▸ GIVEN TASK
Copy the data precisely, character for character, and leave out every picture.

•••••

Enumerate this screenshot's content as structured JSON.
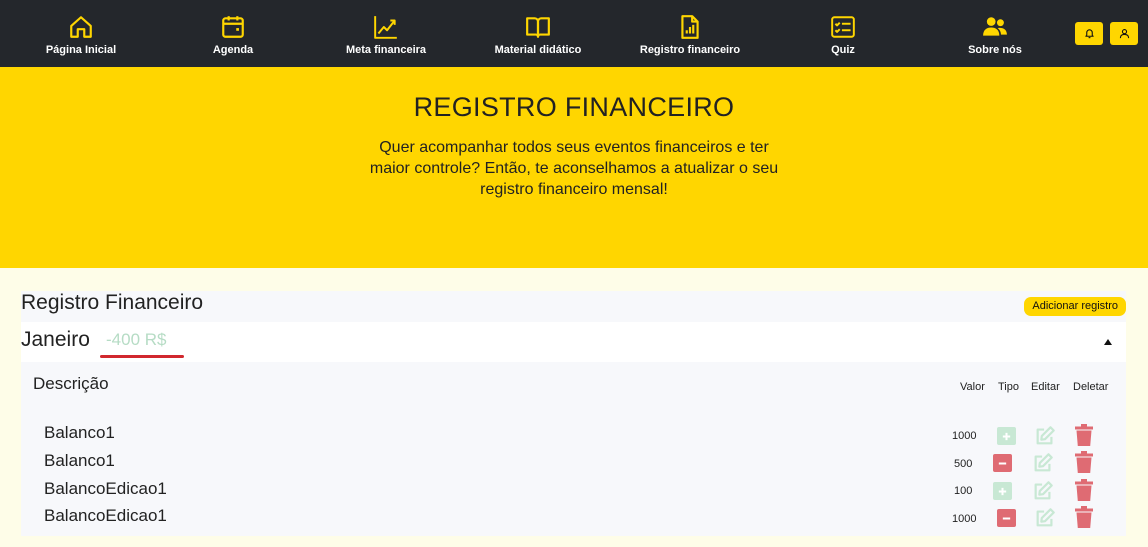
{
  "nav": {
    "items": [
      {
        "label": "Página Inicial",
        "icon": "home-icon"
      },
      {
        "label": "Agenda",
        "icon": "calendar-icon"
      },
      {
        "label": "Meta financeira",
        "icon": "trend-chart-icon"
      },
      {
        "label": "Material didático",
        "icon": "book-icon"
      },
      {
        "label": "Registro financeiro",
        "icon": "report-chart-icon"
      },
      {
        "label": "Quiz",
        "icon": "checklist-icon"
      },
      {
        "label": "Sobre nós",
        "icon": "people-icon"
      }
    ],
    "notifications_icon": "bell-icon",
    "profile_icon": "user-icon"
  },
  "hero": {
    "title": "REGISTRO FINANCEIRO",
    "text": "Quer acompanhar todos seus eventos financeiros e ter maior controle? Então, te aconselhamos a atualizar o seu registro financeiro mensal!"
  },
  "registro": {
    "title": "Registro Financeiro",
    "add_button": "Adicionar registro",
    "month": {
      "name": "Janeiro",
      "total": "-400 R$"
    },
    "columns": {
      "descricao": "Descrição",
      "valor": "Valor",
      "tipo": "Tipo",
      "editar": "Editar",
      "deletar": "Deletar"
    },
    "rows": [
      {
        "descricao": "Balanco1",
        "valor": "1000",
        "tipo": "entrada"
      },
      {
        "descricao": "Balanco1",
        "valor": "500",
        "tipo": "saida"
      },
      {
        "descricao": "BalancoEdicao1",
        "valor": "100",
        "tipo": "entrada"
      },
      {
        "descricao": "BalancoEdicao1",
        "valor": "1000",
        "tipo": "saida"
      }
    ]
  },
  "colors": {
    "nav_bg": "#24272c",
    "accent_yellow": "#ffd600",
    "positive_green": "#c8e8d4",
    "negative_red": "#df6b73",
    "underline_red": "#d1282e"
  }
}
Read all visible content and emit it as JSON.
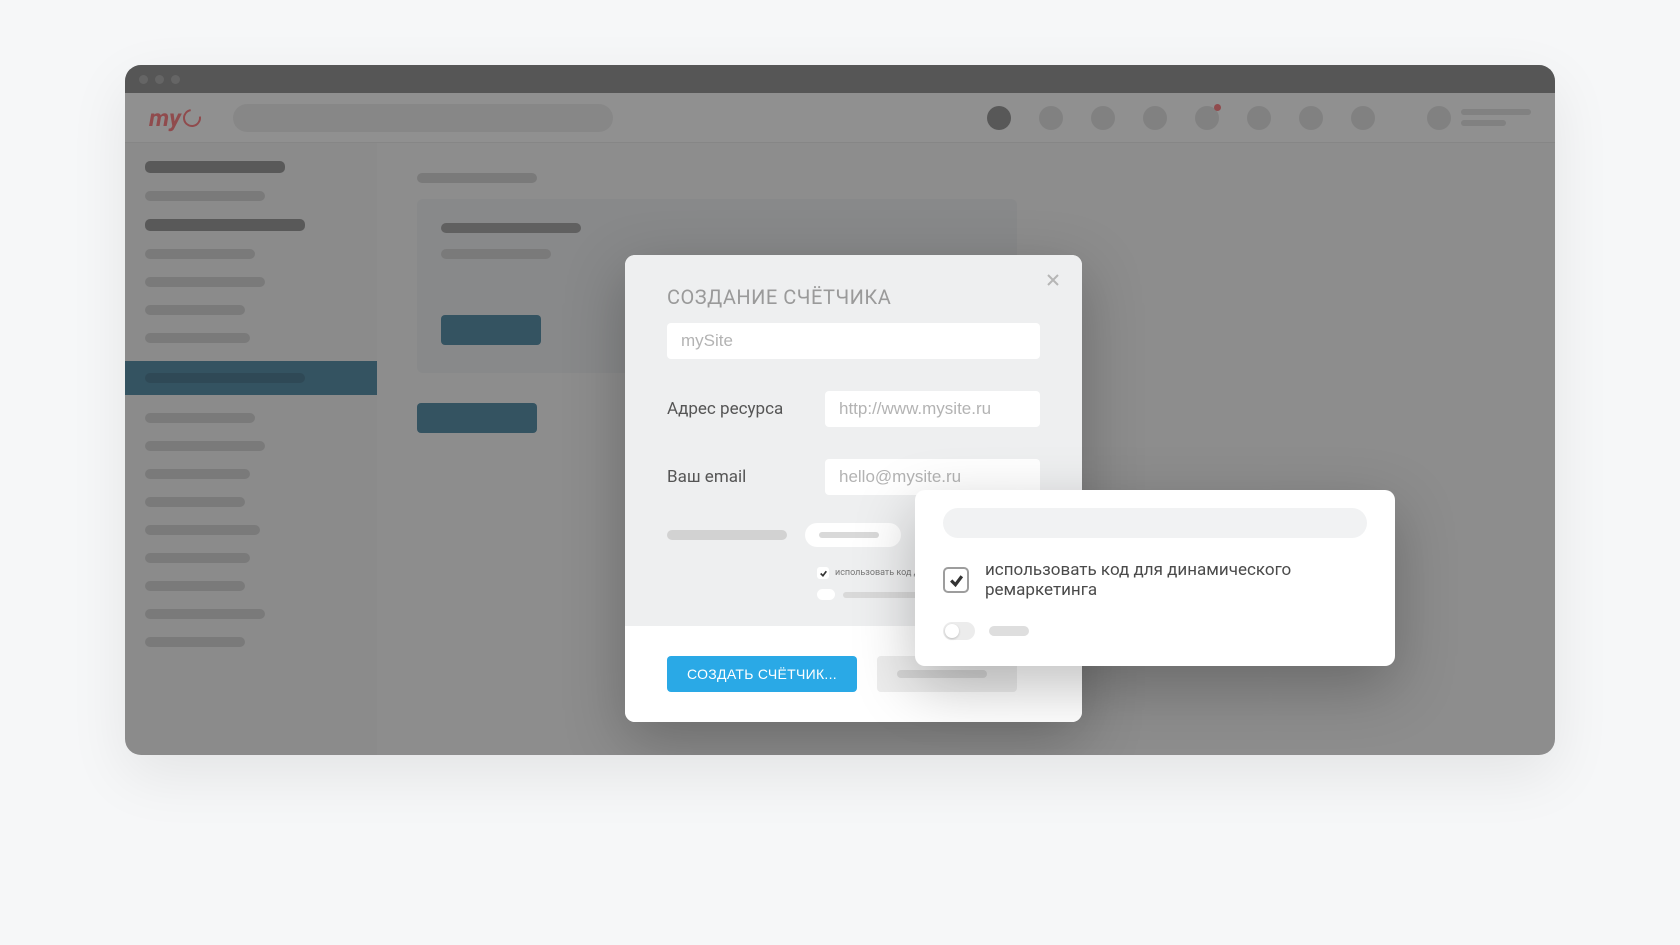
{
  "logo_text": "my",
  "modal": {
    "title": "СОЗДАНИЕ СЧЁТЧИКА",
    "name_placeholder": "mySite",
    "resource_label": "Адрес ресурса",
    "resource_placeholder": "http://www.mysite.ru",
    "email_label": "Ваш email",
    "email_placeholder": "hello@mysite.ru",
    "tiny_checkbox_label": "использовать код для д",
    "submit_label": "СОЗДАТЬ СЧЁТЧИК..."
  },
  "callout": {
    "checkbox_label": "использовать код для динамического ремаркетинга"
  }
}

•••••

▸ TASK ANSWER
Enumerate this screenshot's content as structured JSON.
{
  "nav": {
    "items": [
      {
        "label": "Página Inicial",
        "icon": "home-icon"
      },
      {
        "label": "Agenda",
        "icon": "calendar-icon"
      },
      {
        "label": "Meta financeira",
        "icon": "trend-chart-icon"
      },
      {
        "label": "Material didático",
        "icon": "book-icon"
      },
      {
        "label": "Registro financeiro",
        "icon": "report-chart-icon"
      },
      {
        "label": "Quiz",
        "icon": "checklist-icon"
      },
      {
        "label": "Sobre nós",
        "icon": "people-icon"
      }
    ],
    "notifications_icon": "bell-icon",
    "profile_icon": "user-icon"
  },
  "hero": {
    "title": "REGISTRO FINANCEIRO",
    "text": "Quer acompanhar todos seus eventos financeiros e ter maior controle? Então, te aconselhamos a atualizar o seu registro financeiro mensal!"
  },
  "registro": {
    "title": "Registro Financeiro",
    "add_button": "Adicionar registro",
    "month": {
      "name": "Janeiro",
      "total": "-400 R$"
    },
    "columns": {
      "descricao": "Descrição",
      "valor": "Valor",
      "tipo": "Tipo",
      "editar": "Editar",
      "deletar": "Deletar"
    },
    "rows": [
      {
        "descricao": "Balanco1",
        "valor": "1000",
        "tipo": "entrada"
      },
      {
        "descricao": "Balanco1",
        "valor": "500",
        "tipo": "saida"
      },
      {
        "descricao": "BalancoEdicao1",
        "valor": "100",
        "tipo": "entrada"
      },
      {
        "descricao": "BalancoEdicao1",
        "valor": "1000",
        "tipo": "saida"
      }
    ]
  },
  "colors": {
    "nav_bg": "#24272c",
    "accent_yellow": "#ffd600",
    "positive_green": "#c8e8d4",
    "negative_red": "#df6b73",
    "underline_red": "#d1282e"
  }
}
Read all visible content and emit it as JSON.
{
  "logo_text": "my",
  "modal": {
    "title": "СОЗДАНИЕ СЧЁТЧИКА",
    "name_placeholder": "mySite",
    "resource_label": "Адрес ресурса",
    "resource_placeholder": "http://www.mysite.ru",
    "email_label": "Ваш email",
    "email_placeholder": "hello@mysite.ru",
    "tiny_checkbox_label": "использовать код для д",
    "submit_label": "СОЗДАТЬ СЧЁТЧИК..."
  },
  "callout": {
    "checkbox_label": "использовать код для динамического ремаркетинга"
  }
}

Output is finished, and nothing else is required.